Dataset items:

==*==

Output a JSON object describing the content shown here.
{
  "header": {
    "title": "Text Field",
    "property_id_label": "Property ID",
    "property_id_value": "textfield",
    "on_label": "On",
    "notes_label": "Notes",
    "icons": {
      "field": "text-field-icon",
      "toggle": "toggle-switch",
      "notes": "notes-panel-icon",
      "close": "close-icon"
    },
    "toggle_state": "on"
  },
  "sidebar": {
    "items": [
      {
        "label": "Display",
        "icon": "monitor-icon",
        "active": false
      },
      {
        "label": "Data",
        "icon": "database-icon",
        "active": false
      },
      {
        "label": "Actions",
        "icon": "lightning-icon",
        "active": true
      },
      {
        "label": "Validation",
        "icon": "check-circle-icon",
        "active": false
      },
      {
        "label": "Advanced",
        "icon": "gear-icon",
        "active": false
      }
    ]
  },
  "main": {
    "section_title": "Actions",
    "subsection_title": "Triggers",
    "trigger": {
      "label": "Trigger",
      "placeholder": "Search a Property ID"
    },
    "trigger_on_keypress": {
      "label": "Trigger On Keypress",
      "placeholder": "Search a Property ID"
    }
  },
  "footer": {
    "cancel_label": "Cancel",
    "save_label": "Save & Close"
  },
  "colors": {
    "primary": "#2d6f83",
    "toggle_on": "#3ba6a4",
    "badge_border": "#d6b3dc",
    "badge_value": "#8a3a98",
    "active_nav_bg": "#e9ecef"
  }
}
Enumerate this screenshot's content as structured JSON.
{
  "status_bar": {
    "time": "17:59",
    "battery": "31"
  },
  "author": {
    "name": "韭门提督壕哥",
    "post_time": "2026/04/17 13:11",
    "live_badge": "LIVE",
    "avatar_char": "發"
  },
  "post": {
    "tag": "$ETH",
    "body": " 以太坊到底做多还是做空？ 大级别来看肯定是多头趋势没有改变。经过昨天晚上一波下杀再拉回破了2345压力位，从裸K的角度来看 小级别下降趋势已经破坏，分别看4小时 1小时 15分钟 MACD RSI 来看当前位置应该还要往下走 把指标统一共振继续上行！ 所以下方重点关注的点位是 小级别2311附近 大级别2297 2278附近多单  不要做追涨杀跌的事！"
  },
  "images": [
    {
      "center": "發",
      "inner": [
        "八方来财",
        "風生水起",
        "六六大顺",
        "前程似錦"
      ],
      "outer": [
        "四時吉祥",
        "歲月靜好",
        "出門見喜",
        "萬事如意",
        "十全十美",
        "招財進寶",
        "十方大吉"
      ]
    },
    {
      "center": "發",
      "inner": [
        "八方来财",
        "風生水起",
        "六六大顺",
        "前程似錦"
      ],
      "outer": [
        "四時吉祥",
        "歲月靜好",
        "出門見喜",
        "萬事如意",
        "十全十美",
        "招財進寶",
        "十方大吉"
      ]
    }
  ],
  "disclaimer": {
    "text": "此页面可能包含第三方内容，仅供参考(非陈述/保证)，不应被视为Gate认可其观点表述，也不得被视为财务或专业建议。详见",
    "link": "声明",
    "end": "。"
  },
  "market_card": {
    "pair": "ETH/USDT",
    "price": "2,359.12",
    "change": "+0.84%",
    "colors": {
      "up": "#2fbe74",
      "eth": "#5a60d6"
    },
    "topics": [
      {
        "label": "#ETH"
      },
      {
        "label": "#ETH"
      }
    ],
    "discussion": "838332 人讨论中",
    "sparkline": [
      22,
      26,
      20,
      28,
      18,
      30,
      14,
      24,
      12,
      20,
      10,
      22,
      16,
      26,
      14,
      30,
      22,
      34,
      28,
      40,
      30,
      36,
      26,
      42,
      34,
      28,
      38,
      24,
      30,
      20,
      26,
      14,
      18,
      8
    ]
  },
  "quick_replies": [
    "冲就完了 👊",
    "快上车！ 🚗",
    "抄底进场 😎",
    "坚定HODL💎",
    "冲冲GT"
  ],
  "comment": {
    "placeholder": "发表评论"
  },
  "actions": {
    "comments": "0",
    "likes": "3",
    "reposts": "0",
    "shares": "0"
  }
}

==*==

## Exercise description
What is the number of lines that hold the string "JSON"? Give it alone.

## Task solution
2